WORK TO DO → Restate the material word for word and leave out anything that is a picture.

DATA TO USE →
- - - - -

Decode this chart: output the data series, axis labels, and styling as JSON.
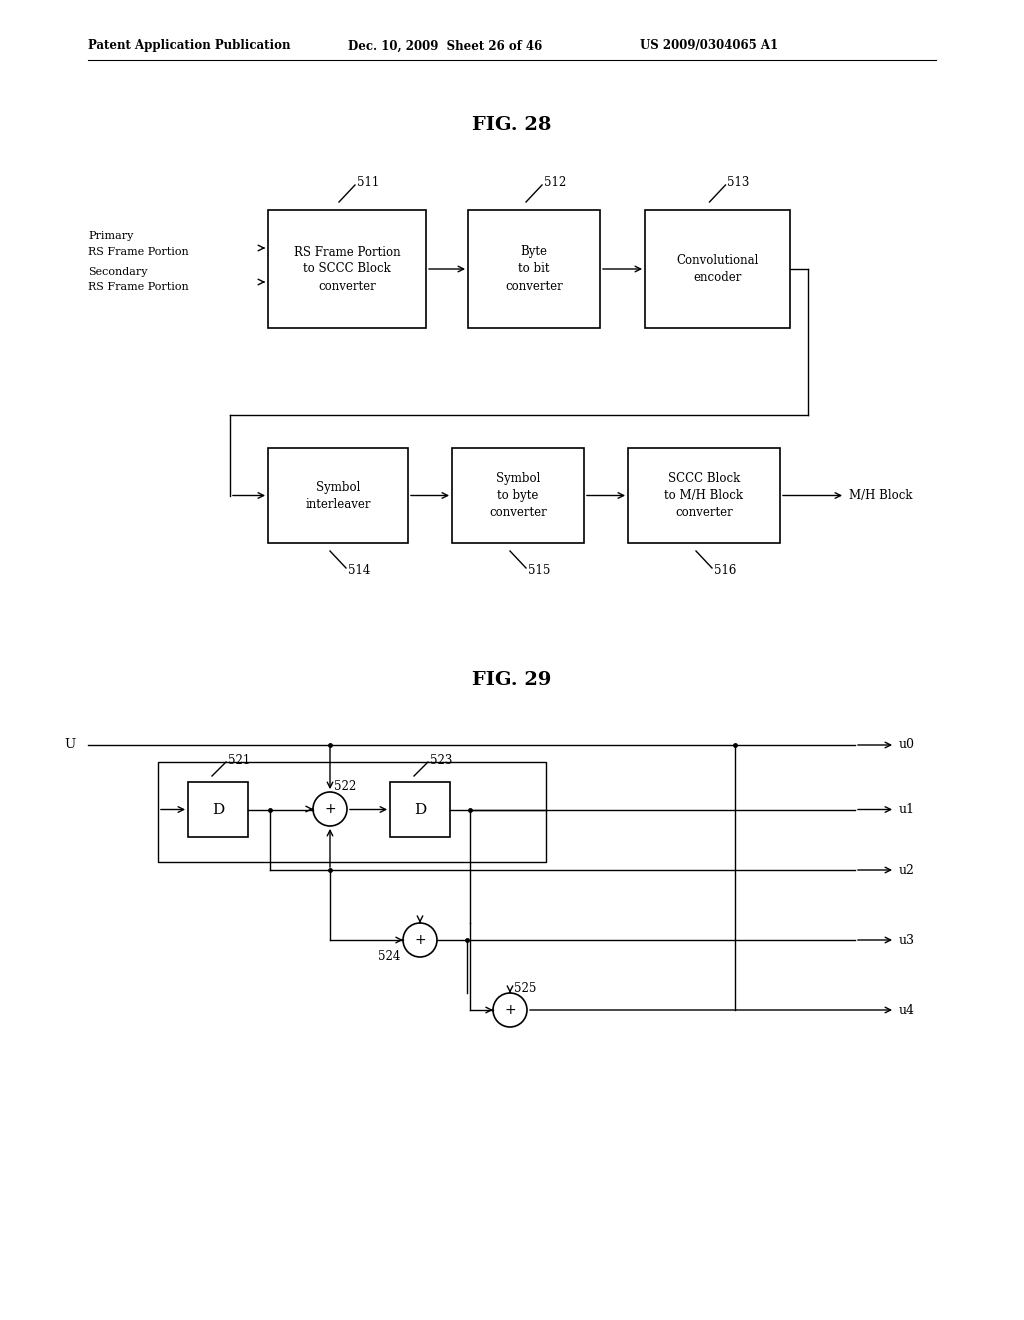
{
  "header_left": "Patent Application Publication",
  "header_mid": "Dec. 10, 2009  Sheet 26 of 46",
  "header_right": "US 2009/0304065 A1",
  "fig28_title": "FIG. 28",
  "fig29_title": "FIG. 29",
  "background": "#ffffff",
  "line_color": "#000000",
  "text_color": "#000000"
}
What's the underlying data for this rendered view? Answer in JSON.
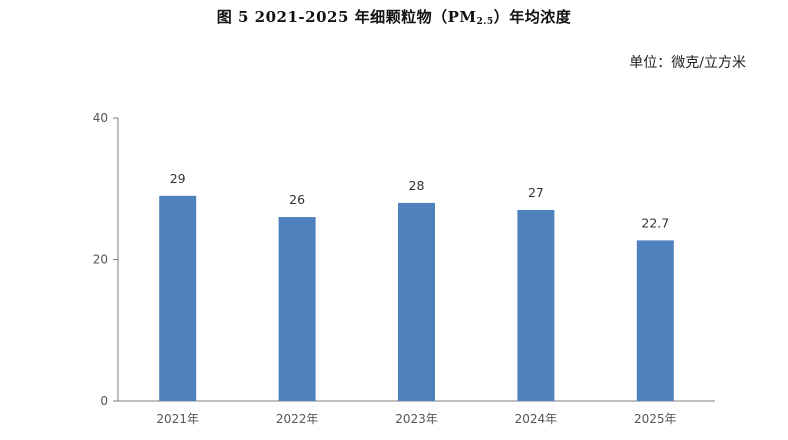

- - - - -

RESPONSE BELOW →
Decode this chart: output the data series, axis labels, and styling as JSON.
{
  "header_left": "Patent Application Publication",
  "header_mid": "Dec. 10, 2009  Sheet 26 of 46",
  "header_right": "US 2009/0304065 A1",
  "fig28_title": "FIG. 28",
  "fig29_title": "FIG. 29",
  "background": "#ffffff",
  "line_color": "#000000",
  "text_color": "#000000"
}
What's the underlying data for this rendered view? Answer in JSON.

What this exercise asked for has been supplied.